- **Information shown**:
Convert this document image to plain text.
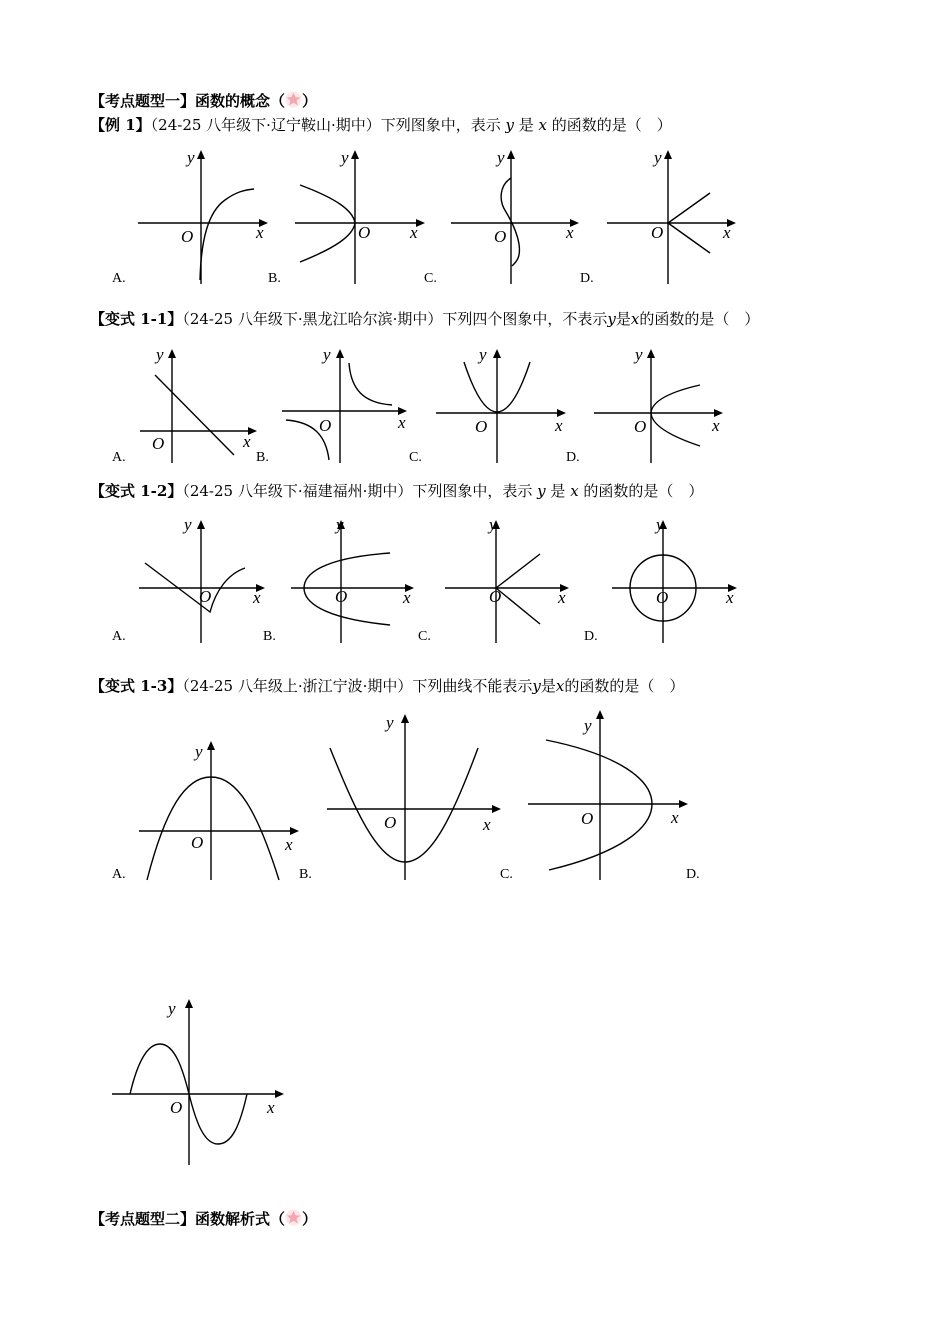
【考点题型一】函数的概念（ ）
【例 1】（24-25 八年级下·辽宁鞍山·期中）下列图象中，表示 y 是 x 的函数的是（　）
y
x
O
A.
y
x
O
B.
y
x
O
C.
y
x
O
D.
【变式 1-1】（24-25 八年级下·黑龙江哈尔滨·期中）下列四个图象中，不表示y是x的函数的是（　）
y
x
O
A.
y
x
O
B.
y
x
O
C.
y
x
O
D.
【变式 1-2】（24-25 八年级下·福建福州·期中）下列图象中，表示 y 是 x 的函数的是（　）
y
x
O
A.
y
x
O
B.
y
x
O
C.
y
x
O
D.
【变式 1-3】（24-25 八年级上·浙江宁波·期中）下列曲线不能表示y是x的函数的是（　）
y
x
O
A.
y
x
O
B.
y
x
O
C.	D.
y
x
O
【考点题型二】函数解析式（ ）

- **Objective**: Transcribe the listing above verbatim. Omit the pictures.

- **Solution to the exercise**:
Convert this document image to plain text.
【考点题型一】函数的概念（ ）
【例 1】（24-25 八年级下·辽宁鞍山·期中）下列图象中，表示 y 是 x 的函数的是（　）
y
x
O
A.
y
x
O
B.
y
x
O
C.
y
x
O
D.
【变式 1-1】（24-25 八年级下·黑龙江哈尔滨·期中）下列四个图象中，不表示y是x的函数的是（　）
y
x
O
A.
y
x
O
B.
y
x
O
C.
y
x
O
D.
【变式 1-2】（24-25 八年级下·福建福州·期中）下列图象中，表示 y 是 x 的函数的是（　）
y
x
O
A.
y
x
O
B.
y
x
O
C.
y
x
O
D.
【变式 1-3】（24-25 八年级上·浙江宁波·期中）下列曲线不能表示y是x的函数的是（　）
y
x
O
A.
y
x
O
B.
y
x
O
C.	D.
y
x
O
【考点题型二】函数解析式（ ）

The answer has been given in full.